** start of Supplied information **
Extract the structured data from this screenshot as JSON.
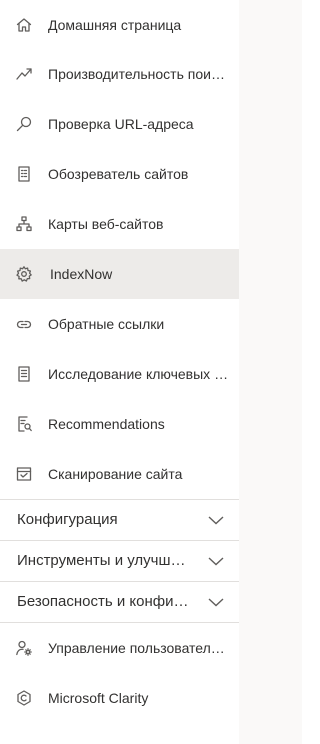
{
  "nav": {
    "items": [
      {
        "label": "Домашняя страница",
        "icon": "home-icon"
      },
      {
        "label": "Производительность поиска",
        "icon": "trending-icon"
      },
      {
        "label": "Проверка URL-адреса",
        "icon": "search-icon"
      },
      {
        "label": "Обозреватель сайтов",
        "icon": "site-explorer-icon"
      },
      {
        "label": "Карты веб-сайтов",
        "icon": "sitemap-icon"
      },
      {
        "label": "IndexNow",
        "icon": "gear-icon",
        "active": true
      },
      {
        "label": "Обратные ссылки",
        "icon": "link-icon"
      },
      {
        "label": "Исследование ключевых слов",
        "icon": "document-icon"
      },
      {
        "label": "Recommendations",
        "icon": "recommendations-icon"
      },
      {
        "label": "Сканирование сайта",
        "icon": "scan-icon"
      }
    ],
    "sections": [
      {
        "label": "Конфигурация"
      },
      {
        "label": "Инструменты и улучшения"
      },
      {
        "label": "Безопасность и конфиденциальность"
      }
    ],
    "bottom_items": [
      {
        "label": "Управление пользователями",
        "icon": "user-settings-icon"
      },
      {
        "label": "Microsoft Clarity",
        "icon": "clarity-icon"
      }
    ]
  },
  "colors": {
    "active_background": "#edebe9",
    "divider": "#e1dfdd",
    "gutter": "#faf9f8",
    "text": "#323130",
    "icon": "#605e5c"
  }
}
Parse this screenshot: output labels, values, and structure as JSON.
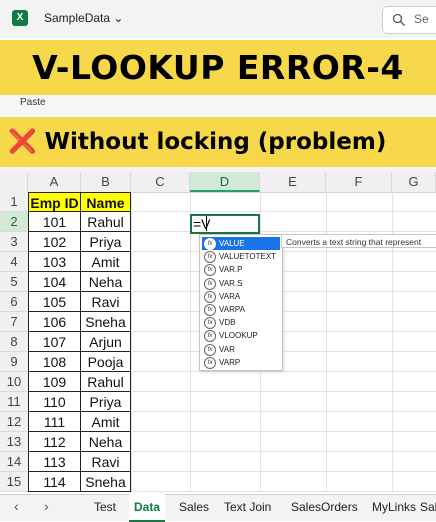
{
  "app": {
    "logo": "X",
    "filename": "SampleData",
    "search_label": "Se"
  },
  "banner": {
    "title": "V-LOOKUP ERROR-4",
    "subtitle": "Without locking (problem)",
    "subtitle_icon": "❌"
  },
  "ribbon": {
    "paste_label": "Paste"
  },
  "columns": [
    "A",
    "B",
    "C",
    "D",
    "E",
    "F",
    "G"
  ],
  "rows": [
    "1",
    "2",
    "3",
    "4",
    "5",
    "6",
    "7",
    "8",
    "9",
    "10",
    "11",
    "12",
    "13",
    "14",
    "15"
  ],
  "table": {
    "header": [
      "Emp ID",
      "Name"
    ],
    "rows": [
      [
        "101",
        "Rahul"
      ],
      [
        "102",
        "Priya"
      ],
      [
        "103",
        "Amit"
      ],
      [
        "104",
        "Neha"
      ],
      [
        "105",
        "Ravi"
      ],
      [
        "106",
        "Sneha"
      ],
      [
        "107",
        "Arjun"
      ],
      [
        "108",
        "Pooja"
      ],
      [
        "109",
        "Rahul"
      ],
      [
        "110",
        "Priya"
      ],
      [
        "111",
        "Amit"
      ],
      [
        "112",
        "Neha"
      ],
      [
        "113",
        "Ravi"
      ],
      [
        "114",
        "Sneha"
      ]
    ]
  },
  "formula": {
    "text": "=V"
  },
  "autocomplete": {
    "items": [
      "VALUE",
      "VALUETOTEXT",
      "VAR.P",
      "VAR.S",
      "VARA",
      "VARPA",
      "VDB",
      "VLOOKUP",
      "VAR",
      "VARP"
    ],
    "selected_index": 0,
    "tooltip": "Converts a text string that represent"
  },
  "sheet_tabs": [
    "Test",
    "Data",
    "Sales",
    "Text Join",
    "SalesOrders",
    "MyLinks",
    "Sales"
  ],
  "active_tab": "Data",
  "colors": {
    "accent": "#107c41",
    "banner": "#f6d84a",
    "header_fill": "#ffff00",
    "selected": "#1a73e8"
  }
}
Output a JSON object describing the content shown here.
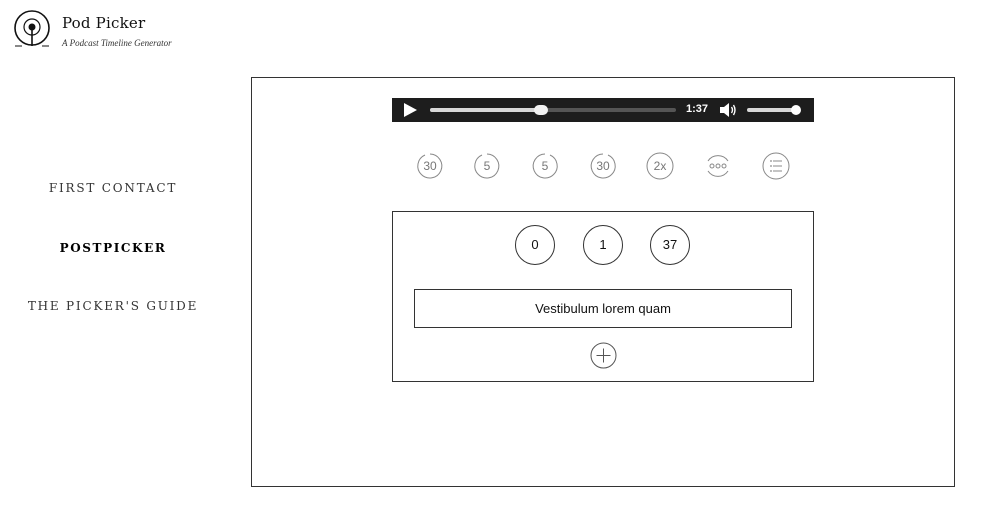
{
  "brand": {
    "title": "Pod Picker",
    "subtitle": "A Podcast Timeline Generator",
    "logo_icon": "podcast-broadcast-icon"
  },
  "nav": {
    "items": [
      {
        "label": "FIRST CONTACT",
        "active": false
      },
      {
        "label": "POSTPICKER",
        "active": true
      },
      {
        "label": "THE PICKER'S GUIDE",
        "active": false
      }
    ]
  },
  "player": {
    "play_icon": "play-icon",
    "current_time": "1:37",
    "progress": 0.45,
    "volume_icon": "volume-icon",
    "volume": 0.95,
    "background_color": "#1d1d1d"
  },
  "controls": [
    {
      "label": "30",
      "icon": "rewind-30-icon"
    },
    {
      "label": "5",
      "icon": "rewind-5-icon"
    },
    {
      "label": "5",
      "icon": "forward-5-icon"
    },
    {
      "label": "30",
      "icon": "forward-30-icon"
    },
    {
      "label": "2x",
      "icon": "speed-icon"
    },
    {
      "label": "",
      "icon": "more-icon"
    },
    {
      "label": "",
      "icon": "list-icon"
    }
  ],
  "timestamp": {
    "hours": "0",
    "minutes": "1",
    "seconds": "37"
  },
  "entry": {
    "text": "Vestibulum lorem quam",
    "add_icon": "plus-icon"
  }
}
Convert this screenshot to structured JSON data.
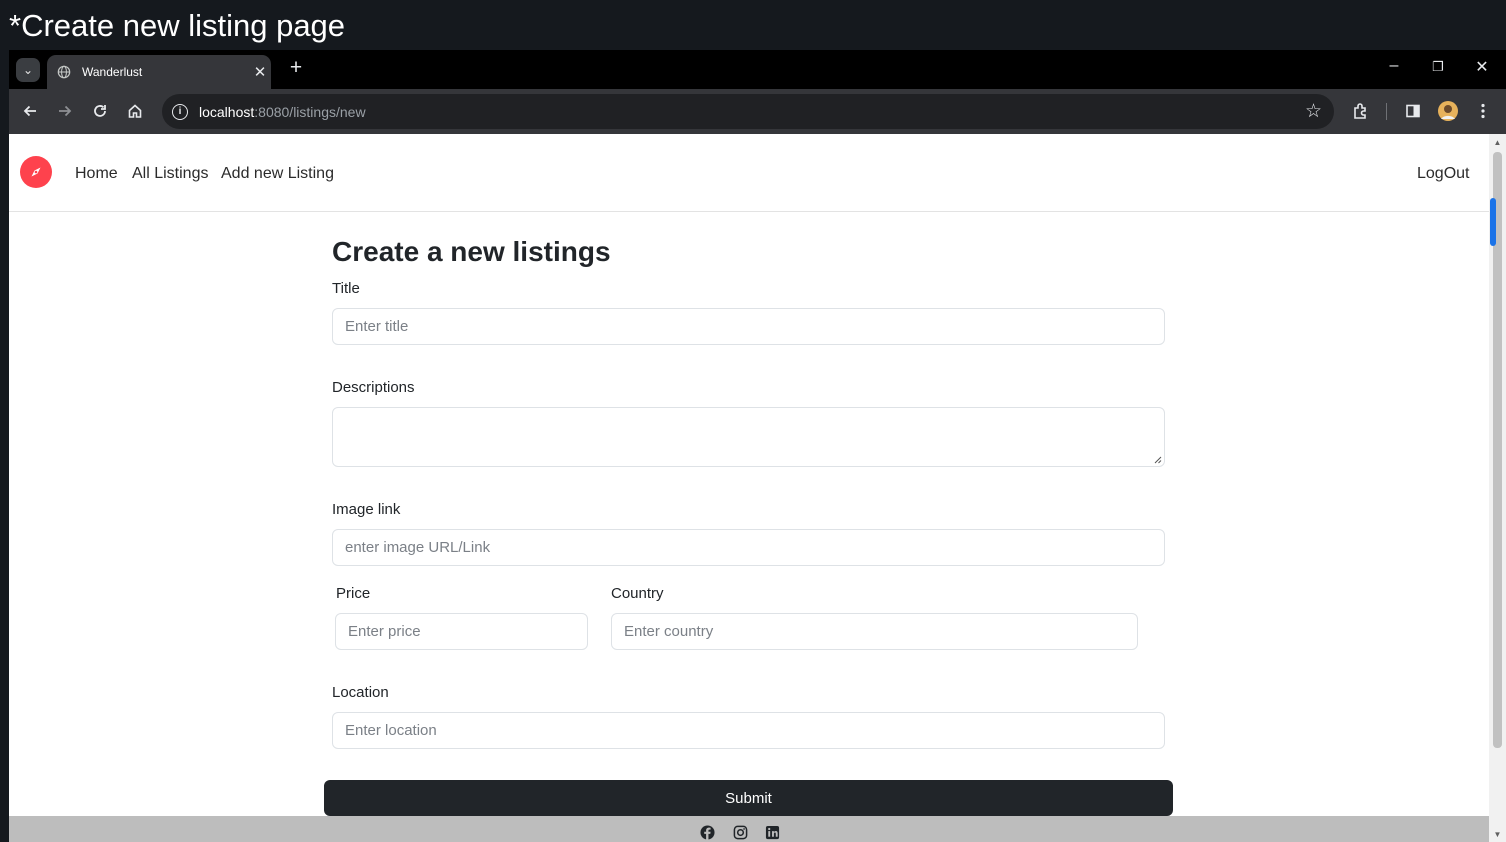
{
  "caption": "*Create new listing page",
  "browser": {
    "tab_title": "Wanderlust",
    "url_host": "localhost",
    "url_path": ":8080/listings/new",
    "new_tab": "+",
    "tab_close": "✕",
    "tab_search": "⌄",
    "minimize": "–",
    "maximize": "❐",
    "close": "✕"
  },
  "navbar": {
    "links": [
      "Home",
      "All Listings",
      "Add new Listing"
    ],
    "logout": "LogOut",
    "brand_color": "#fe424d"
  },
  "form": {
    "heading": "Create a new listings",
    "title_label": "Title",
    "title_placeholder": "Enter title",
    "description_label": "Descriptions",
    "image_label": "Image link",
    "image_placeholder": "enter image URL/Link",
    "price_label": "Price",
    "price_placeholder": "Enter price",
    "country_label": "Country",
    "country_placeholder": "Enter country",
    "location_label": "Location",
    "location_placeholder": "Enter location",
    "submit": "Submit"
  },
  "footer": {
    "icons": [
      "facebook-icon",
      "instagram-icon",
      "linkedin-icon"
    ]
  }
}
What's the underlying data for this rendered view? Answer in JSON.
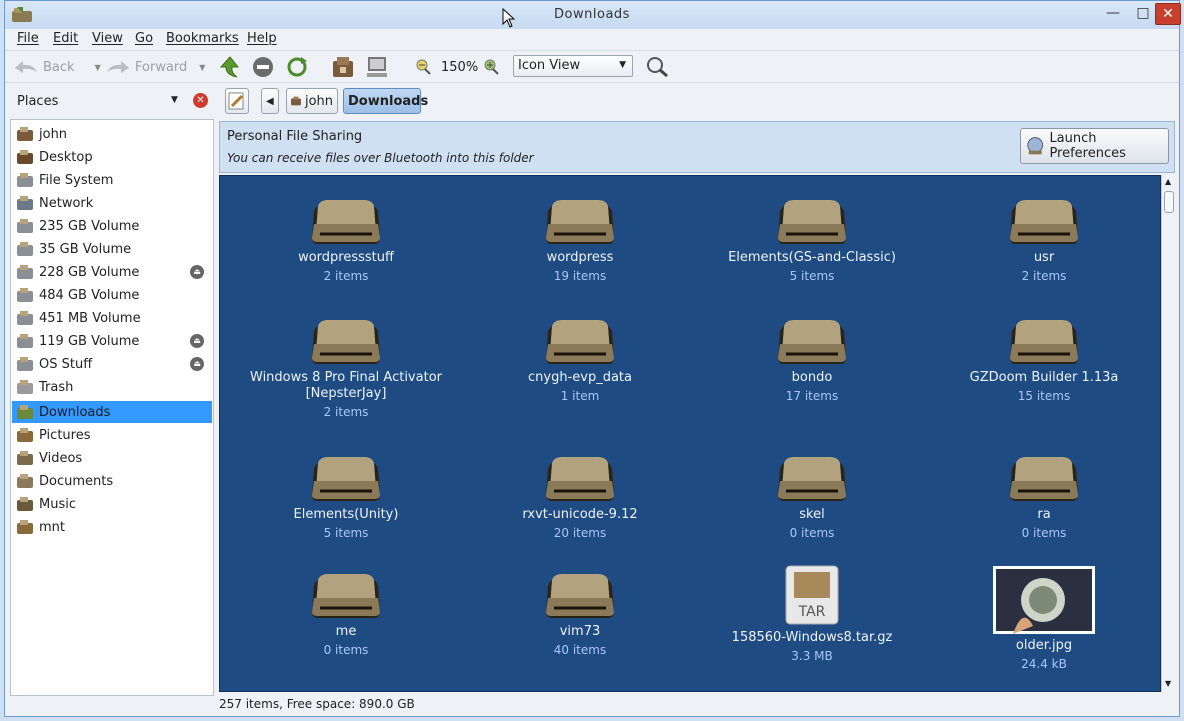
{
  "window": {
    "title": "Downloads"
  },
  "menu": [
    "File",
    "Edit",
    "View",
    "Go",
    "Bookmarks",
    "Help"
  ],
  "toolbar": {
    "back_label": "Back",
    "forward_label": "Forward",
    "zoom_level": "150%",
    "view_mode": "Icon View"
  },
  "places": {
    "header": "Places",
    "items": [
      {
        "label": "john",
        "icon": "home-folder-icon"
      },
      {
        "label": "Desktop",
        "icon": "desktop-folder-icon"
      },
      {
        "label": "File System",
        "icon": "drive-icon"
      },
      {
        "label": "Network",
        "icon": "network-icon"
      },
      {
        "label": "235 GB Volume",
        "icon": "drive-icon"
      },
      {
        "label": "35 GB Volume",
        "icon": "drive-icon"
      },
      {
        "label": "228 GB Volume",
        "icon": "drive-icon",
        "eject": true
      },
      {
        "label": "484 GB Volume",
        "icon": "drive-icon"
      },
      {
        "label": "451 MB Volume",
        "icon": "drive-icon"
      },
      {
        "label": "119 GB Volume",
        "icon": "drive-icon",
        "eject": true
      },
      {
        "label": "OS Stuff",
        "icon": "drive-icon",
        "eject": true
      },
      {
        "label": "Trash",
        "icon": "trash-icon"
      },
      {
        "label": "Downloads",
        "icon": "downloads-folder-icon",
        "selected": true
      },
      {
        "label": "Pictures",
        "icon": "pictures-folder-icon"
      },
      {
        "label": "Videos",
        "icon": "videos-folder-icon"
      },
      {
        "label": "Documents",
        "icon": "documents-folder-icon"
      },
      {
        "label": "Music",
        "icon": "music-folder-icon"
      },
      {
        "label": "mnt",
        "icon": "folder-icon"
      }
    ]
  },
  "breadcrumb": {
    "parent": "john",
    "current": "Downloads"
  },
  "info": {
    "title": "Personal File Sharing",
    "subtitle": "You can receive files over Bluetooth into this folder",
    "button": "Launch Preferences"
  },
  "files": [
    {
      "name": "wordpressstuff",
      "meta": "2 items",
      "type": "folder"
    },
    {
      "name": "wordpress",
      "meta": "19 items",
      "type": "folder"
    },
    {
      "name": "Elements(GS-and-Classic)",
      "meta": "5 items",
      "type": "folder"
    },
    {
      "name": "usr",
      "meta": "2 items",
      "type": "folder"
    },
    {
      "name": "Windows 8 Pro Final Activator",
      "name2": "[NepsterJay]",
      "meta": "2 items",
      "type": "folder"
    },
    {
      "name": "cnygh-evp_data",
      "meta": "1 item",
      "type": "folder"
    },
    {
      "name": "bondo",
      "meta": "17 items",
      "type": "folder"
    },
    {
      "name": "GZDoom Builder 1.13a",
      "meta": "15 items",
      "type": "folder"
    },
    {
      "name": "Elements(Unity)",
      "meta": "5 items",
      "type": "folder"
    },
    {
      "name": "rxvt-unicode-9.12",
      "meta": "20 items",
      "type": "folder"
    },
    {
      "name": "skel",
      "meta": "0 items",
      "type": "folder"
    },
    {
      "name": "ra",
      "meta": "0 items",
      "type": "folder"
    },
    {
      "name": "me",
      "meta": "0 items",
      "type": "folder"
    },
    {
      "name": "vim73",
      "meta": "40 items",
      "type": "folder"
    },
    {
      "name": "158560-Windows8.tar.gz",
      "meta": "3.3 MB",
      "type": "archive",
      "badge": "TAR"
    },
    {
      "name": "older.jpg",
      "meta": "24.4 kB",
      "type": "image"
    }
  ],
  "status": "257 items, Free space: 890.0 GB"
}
** end of Supplied information **
What needs to be done - Search the data for the string "Create" and copy each line where it appears.

Reply -
  "caption": "*Create new listing page",
    "heading": "Create a new listings",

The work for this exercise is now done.